Saved entries:

▼

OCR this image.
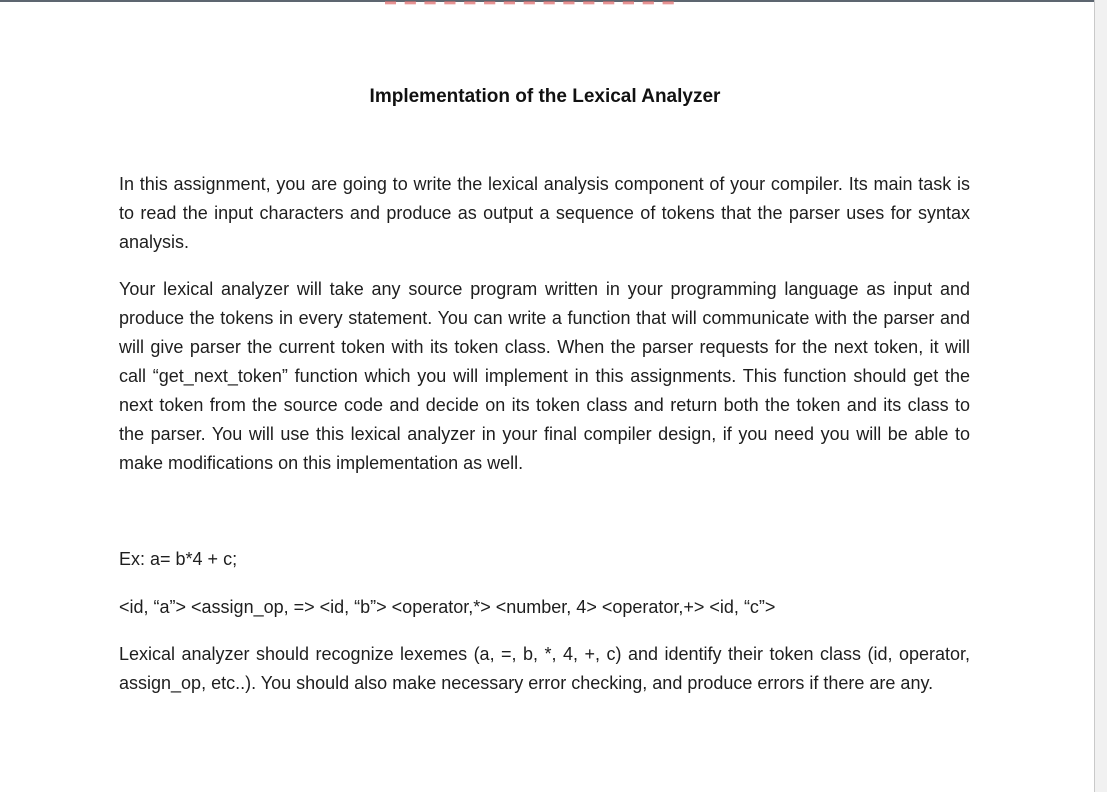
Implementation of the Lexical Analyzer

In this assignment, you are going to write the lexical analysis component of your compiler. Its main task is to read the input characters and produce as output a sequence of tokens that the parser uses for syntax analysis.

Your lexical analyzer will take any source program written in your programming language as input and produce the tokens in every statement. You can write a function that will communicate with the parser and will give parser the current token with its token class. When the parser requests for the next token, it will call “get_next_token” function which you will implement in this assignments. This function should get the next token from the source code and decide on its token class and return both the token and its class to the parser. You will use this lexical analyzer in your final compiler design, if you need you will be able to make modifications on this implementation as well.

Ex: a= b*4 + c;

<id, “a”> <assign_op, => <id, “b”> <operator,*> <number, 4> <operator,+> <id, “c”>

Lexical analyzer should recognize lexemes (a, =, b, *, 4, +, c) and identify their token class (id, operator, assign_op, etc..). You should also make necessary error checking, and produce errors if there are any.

▲

Leave out the pictures and restate everything else word for word.

» Result of the task
OCR this image.
Implementation of the Lexical Analyzer

In this assignment, you are going to write the lexical analysis component of your compiler. Its main task is to read the input characters and produce as output a sequence of tokens that the parser uses for syntax analysis.

Your lexical analyzer will take any source program written in your programming language as input and produce the tokens in every statement. You can write a function that will communicate with the parser and will give parser the current token with its token class. When the parser requests for the next token, it will call “get_next_token” function which you will implement in this assignments. This function should get the next token from the source code and decide on its token class and return both the token and its class to the parser. You will use this lexical analyzer in your final compiler design, if you need you will be able to make modifications on this implementation as well.

Ex: a= b*4 + c;

<id, “a”> <assign_op, => <id, “b”> <operator,*> <number, 4> <operator,+> <id, “c”>

Lexical analyzer should recognize lexemes (a, =, b, *, 4, +, c) and identify their token class (id, operator, assign_op, etc..). You should also make necessary error checking, and produce errors if there are any.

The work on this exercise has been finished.